───── Material for this exercise

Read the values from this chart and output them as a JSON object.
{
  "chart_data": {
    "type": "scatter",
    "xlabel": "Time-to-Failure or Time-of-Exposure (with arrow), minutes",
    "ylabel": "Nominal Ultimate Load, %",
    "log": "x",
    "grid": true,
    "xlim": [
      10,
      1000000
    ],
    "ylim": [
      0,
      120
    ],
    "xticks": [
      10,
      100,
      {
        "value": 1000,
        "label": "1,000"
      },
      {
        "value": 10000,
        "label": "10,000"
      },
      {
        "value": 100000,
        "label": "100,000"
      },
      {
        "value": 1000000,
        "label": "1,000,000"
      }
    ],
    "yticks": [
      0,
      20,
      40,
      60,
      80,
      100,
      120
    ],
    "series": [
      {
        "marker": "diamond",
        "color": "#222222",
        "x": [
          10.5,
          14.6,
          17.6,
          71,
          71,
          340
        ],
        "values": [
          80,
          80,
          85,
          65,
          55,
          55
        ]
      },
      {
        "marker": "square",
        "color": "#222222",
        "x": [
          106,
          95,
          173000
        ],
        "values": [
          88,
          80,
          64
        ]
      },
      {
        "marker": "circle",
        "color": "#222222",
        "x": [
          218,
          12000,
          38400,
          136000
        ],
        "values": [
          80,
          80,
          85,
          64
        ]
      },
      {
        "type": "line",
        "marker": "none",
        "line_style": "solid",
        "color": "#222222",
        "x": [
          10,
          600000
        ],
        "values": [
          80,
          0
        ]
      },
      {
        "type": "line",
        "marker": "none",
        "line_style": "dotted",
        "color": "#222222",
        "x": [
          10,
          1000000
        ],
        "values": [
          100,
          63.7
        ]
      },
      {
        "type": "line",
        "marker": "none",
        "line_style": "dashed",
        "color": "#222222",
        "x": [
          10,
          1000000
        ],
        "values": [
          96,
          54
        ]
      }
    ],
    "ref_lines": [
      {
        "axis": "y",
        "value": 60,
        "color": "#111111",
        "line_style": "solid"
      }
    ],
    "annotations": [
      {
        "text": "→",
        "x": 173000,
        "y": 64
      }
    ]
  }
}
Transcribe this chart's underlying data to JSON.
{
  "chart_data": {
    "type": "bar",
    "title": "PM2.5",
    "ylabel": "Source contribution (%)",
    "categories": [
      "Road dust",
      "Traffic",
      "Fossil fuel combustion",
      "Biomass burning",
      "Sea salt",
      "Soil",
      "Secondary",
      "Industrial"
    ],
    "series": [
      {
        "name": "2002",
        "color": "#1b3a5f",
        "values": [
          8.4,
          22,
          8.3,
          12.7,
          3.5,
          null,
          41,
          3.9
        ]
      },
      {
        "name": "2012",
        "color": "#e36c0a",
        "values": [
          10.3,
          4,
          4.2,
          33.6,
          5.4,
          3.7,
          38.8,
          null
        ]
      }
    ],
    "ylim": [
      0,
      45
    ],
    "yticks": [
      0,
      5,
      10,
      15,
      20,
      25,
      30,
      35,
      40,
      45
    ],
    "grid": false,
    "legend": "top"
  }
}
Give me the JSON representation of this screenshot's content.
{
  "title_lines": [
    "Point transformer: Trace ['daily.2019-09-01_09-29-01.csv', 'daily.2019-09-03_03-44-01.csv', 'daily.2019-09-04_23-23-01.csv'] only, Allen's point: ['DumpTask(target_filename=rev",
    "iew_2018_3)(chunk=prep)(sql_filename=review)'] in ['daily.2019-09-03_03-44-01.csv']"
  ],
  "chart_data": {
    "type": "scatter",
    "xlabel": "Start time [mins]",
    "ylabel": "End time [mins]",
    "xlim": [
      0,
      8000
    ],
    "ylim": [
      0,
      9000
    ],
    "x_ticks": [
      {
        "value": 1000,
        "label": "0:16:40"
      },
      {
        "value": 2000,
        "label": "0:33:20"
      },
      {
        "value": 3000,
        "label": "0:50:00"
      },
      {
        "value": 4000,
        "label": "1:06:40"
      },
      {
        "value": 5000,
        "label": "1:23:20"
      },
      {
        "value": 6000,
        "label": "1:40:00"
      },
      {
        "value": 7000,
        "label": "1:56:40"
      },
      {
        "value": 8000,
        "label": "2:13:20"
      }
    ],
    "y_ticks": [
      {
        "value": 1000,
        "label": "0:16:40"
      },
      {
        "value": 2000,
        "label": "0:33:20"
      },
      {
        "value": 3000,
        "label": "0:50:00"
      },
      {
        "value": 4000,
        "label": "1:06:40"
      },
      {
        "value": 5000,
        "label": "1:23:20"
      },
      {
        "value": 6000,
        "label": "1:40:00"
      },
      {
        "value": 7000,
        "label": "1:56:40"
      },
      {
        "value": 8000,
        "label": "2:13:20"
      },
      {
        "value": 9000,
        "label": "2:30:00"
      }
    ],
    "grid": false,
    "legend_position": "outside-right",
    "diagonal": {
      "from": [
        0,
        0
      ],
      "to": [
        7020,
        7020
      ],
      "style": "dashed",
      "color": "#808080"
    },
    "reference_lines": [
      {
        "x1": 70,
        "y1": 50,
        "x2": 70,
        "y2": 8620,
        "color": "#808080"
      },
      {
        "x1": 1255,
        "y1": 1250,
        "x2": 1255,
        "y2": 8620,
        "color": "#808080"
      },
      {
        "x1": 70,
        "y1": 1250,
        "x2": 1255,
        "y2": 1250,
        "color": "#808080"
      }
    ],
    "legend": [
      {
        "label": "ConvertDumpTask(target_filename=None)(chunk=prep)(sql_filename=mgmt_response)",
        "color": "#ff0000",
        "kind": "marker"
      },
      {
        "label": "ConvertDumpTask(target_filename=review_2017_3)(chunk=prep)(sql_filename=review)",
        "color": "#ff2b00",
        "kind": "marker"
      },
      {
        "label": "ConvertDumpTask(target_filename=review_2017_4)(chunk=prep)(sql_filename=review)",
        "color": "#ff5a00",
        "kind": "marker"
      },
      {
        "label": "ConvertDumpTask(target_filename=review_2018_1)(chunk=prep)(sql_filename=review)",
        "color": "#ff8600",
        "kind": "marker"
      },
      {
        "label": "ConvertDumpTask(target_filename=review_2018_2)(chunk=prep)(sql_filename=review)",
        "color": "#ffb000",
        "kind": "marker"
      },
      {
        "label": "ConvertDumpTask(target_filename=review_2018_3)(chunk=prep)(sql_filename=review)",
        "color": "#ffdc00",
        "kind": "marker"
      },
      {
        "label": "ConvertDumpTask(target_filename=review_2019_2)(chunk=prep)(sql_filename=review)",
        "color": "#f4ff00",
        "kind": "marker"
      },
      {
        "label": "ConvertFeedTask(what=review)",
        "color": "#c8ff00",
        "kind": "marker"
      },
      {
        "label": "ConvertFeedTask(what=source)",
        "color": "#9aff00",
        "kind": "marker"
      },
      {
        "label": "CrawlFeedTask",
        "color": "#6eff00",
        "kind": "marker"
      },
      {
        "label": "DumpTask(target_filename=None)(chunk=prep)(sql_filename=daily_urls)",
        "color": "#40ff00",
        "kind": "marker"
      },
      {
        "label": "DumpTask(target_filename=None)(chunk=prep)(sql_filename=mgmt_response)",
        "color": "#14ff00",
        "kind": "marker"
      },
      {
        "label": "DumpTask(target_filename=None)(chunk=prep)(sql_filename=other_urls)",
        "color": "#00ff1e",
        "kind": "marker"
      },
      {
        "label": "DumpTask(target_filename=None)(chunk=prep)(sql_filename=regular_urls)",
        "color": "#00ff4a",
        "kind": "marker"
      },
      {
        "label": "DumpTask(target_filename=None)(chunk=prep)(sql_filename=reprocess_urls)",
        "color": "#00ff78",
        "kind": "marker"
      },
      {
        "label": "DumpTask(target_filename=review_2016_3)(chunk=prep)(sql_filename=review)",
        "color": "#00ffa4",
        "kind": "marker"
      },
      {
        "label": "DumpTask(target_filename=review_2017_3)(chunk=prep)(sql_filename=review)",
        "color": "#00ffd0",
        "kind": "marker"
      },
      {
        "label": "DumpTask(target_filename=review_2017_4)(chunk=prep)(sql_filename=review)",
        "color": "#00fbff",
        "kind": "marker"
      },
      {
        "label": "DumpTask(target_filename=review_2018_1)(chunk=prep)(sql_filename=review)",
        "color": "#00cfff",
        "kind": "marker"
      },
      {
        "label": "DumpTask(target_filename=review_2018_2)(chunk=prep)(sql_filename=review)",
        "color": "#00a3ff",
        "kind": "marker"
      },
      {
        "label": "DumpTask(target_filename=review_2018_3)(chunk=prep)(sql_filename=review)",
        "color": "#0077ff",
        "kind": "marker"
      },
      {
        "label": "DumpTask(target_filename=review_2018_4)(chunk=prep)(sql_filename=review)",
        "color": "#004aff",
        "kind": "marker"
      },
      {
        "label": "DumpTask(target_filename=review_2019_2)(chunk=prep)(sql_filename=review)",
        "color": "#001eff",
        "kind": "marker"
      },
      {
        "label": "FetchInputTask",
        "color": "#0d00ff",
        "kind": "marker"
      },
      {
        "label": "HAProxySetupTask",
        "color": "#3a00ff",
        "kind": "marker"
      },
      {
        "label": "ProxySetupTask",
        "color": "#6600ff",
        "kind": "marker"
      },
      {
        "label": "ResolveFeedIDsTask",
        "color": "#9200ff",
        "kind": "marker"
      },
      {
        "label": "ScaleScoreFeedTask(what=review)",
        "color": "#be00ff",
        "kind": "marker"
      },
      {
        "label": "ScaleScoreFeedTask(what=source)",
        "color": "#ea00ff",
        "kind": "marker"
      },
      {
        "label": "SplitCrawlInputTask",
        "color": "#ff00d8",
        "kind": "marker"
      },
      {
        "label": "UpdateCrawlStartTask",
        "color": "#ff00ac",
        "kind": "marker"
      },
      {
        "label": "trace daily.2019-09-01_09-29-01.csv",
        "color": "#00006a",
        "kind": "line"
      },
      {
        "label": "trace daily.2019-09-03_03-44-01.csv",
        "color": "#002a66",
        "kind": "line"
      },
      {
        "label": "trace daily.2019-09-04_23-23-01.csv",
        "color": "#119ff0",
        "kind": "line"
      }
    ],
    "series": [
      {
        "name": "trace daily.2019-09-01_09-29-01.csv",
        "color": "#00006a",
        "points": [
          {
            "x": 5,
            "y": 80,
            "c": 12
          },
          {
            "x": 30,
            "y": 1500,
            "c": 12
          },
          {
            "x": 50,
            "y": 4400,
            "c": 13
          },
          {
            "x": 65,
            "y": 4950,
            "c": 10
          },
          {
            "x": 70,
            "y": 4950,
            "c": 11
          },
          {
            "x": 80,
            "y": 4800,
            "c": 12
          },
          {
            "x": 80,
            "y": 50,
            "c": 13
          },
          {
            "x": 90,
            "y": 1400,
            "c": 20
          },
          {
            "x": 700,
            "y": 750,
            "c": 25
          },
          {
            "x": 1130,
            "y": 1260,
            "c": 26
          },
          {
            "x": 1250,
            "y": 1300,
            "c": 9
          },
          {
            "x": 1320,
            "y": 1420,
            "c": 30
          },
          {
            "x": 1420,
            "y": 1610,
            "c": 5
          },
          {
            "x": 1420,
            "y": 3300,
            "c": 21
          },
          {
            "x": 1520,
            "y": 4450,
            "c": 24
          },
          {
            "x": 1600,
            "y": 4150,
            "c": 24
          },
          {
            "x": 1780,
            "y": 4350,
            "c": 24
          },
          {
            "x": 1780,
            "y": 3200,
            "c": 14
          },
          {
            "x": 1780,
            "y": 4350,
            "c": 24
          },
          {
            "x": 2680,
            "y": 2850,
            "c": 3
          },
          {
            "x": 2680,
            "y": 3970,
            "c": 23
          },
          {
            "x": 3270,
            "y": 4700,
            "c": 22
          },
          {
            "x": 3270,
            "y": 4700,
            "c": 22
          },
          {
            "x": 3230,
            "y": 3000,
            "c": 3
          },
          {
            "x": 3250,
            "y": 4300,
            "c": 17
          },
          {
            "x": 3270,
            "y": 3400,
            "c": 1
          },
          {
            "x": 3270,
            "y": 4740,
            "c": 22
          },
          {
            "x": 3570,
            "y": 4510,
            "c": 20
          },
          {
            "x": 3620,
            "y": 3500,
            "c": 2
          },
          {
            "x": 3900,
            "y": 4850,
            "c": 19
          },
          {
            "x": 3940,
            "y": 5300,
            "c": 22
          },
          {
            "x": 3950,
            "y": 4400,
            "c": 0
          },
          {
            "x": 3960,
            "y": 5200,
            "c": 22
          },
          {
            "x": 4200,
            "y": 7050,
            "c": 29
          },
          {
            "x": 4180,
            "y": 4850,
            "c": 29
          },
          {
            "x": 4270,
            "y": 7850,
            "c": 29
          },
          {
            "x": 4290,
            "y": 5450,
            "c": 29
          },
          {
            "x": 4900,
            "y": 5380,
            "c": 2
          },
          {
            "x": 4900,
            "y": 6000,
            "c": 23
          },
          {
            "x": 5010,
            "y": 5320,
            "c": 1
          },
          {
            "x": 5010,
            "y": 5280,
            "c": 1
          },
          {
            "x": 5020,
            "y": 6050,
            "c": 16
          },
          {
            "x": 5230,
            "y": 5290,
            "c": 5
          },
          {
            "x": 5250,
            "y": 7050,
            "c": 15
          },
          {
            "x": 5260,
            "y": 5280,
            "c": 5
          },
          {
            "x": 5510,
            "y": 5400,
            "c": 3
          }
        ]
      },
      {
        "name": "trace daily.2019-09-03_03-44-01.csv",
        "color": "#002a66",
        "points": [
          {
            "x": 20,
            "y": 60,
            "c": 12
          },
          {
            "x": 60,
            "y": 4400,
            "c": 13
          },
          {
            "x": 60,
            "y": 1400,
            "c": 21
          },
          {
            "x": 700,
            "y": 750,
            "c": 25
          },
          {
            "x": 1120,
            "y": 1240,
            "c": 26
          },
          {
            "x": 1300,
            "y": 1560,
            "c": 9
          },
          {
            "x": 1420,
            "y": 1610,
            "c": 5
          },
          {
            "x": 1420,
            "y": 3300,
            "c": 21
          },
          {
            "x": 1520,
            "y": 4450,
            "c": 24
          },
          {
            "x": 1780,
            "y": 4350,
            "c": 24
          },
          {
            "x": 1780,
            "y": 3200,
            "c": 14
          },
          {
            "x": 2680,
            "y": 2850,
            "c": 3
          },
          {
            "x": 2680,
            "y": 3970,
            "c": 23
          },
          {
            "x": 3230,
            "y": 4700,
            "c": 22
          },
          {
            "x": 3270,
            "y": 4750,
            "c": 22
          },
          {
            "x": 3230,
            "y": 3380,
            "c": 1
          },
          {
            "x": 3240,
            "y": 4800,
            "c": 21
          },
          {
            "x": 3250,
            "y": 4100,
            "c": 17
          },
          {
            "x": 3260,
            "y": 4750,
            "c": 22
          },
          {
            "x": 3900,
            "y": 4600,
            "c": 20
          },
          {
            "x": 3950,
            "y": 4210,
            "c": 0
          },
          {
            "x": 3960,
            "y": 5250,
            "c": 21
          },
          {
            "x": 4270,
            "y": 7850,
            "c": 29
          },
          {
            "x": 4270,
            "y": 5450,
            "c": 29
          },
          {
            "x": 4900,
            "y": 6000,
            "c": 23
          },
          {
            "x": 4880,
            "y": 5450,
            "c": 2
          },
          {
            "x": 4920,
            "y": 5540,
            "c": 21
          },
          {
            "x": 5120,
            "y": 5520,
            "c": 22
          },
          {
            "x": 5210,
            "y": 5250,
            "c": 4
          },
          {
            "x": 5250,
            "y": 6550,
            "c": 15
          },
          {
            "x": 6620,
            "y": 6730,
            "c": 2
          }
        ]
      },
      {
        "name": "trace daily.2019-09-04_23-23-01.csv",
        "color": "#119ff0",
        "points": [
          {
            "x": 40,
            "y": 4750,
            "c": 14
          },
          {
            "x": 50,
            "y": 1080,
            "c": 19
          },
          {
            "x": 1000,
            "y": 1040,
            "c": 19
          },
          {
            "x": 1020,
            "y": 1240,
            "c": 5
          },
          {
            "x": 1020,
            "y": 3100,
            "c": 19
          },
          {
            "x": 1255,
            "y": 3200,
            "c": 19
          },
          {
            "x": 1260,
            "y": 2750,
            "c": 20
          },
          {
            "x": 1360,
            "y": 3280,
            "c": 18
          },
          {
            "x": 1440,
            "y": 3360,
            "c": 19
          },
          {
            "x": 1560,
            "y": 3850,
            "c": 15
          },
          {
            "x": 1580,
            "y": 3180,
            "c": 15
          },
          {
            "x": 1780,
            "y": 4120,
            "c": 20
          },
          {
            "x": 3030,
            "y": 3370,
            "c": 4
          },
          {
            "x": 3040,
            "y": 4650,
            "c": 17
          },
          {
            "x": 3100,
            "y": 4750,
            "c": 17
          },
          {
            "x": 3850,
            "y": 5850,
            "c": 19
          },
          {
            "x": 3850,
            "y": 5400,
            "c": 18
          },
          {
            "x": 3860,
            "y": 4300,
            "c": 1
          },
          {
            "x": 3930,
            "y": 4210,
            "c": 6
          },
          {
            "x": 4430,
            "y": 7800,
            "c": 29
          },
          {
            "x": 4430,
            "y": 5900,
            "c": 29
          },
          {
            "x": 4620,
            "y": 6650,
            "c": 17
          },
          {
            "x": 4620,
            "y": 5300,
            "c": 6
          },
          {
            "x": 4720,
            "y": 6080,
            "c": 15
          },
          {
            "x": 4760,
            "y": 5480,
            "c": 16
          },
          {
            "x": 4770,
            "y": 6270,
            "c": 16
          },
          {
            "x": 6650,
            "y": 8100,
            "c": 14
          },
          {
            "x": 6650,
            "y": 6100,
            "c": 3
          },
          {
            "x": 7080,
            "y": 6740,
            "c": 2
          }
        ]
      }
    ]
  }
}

──────────

Scan the material above for the string "from" and return the lines that hold it.

Task result:
Read the values from this chart and output them as a JSON object.
      "from": [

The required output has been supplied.